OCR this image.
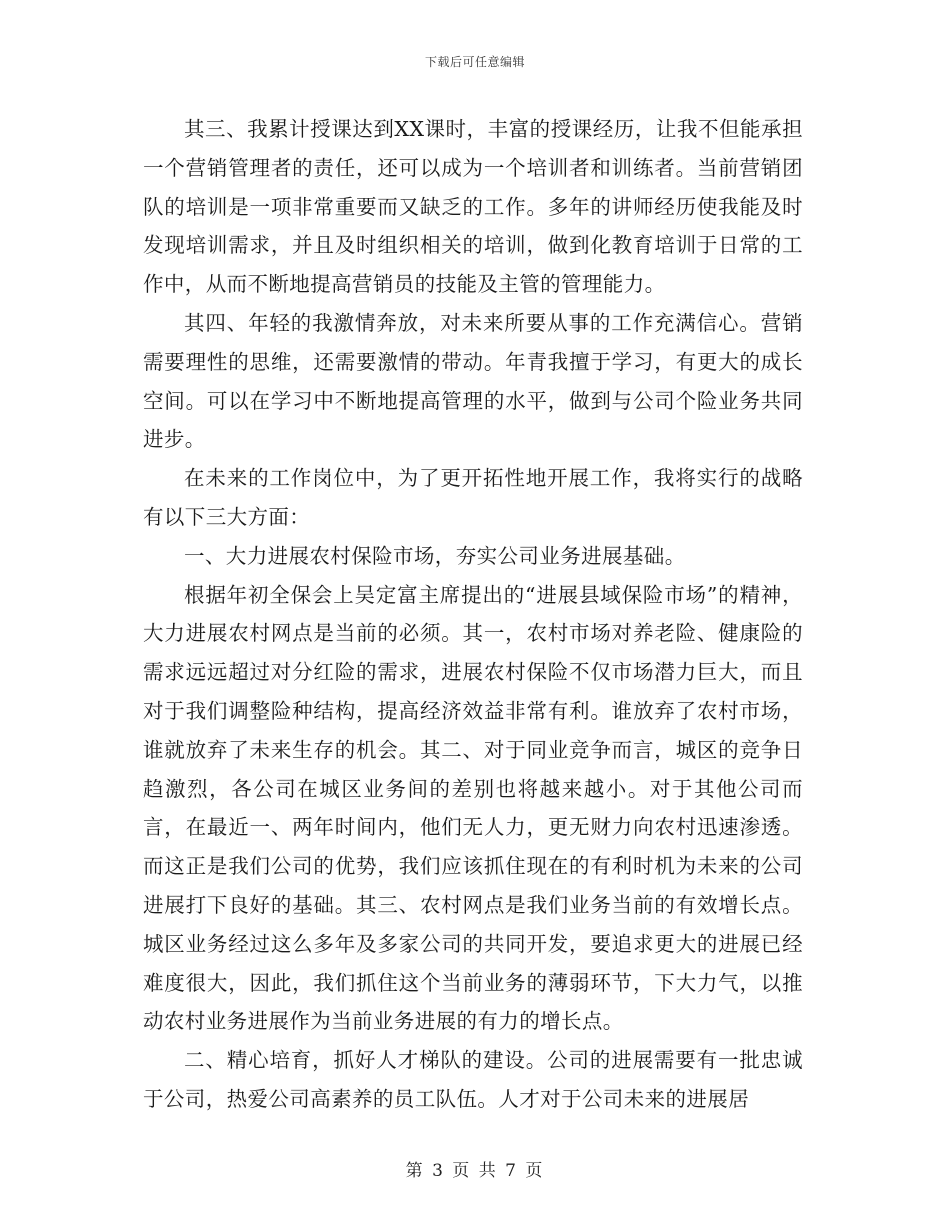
下载后可任意编辑

其三、我累计授课达到XX课时，丰富的授课经历，让我不但能承担一个营销管理者的责任，还可以成为一个培训者和训练者。当前营销团队的培训是一项非常重要而又缺乏的工作。多年的讲师经历使我能及时发现培训需求，并且及时组织相关的培训，做到化教育培训于日常的工作中，从而不断地提高营销员的技能及主管的管理能力。

其四、年轻的我激情奔放，对未来所要从事的工作充满信心。营销需要理性的思维，还需要激情的带动。年青我擅于学习，有更大的成长空间。可以在学习中不断地提高管理的水平，做到与公司个险业务共同进步。

在未来的工作岗位中，为了更开拓性地开展工作，我将实行的战略有以下三大方面：

一、大力进展农村保险市场，夯实公司业务进展基础。

根据年初全保会上吴定富主席提出的“进展县域保险市场”的精神，大力进展农村网点是当前的必须。其一，农村市场对养老险、健康险的需求远远超过对分红险的需求，进展农村保险不仅市场潜力巨大，而且对于我们调整险种结构，提高经济效益非常有利。谁放弃了农村市场，谁就放弃了未来生存的机会。其二、对于同业竞争而言，城区的竞争日趋激烈，各公司在城区业务间的差别也将越来越小。对于其他公司而言，在最近一、两年时间内，他们无人力，更无财力向农村迅速渗透。而这正是我们公司的优势，我们应该抓住现在的有利时机为未来的公司进展打下良好的基础。其三、农村网点是我们业务当前的有效增长点。城区业务经过这么多年及多家公司的共同开发，要追求更大的进展已经难度很大，因此，我们抓住这个当前业务的薄弱环节，下大力气，以推动农村业务进展作为当前业务进展的有力的增长点。

二、精心培育，抓好人才梯队的建设。公司的进展需要有一批忠诚于公司，热爱公司高素养的员工队伍。人才对于公司未来的进展居

第 3 页 共 7 页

STATED PROBLEM ▸ Omit the pictures and reproduce the listing exactly.

COMPLETE ANSWER ▸
OCR this image.
下载后可任意编辑

其三、我累计授课达到XX课时，丰富的授课经历，让我不但能承担一个营销管理者的责任，还可以成为一个培训者和训练者。当前营销团队的培训是一项非常重要而又缺乏的工作。多年的讲师经历使我能及时发现培训需求，并且及时组织相关的培训，做到化教育培训于日常的工作中，从而不断地提高营销员的技能及主管的管理能力。

其四、年轻的我激情奔放，对未来所要从事的工作充满信心。营销需要理性的思维，还需要激情的带动。年青我擅于学习，有更大的成长空间。可以在学习中不断地提高管理的水平，做到与公司个险业务共同进步。

在未来的工作岗位中，为了更开拓性地开展工作，我将实行的战略有以下三大方面：

一、大力进展农村保险市场，夯实公司业务进展基础。

根据年初全保会上吴定富主席提出的“进展县域保险市场”的精神，大力进展农村网点是当前的必须。其一，农村市场对养老险、健康险的需求远远超过对分红险的需求，进展农村保险不仅市场潜力巨大，而且对于我们调整险种结构，提高经济效益非常有利。谁放弃了农村市场，谁就放弃了未来生存的机会。其二、对于同业竞争而言，城区的竞争日趋激烈，各公司在城区业务间的差别也将越来越小。对于其他公司而言，在最近一、两年时间内，他们无人力，更无财力向农村迅速渗透。而这正是我们公司的优势，我们应该抓住现在的有利时机为未来的公司进展打下良好的基础。其三、农村网点是我们业务当前的有效增长点。城区业务经过这么多年及多家公司的共同开发，要追求更大的进展已经难度很大，因此，我们抓住这个当前业务的薄弱环节，下大力气，以推动农村业务进展作为当前业务进展的有力的增长点。

二、精心培育，抓好人才梯队的建设。公司的进展需要有一批忠诚于公司，热爱公司高素养的员工队伍。人才对于公司未来的进展居

第 3 页 共 7 页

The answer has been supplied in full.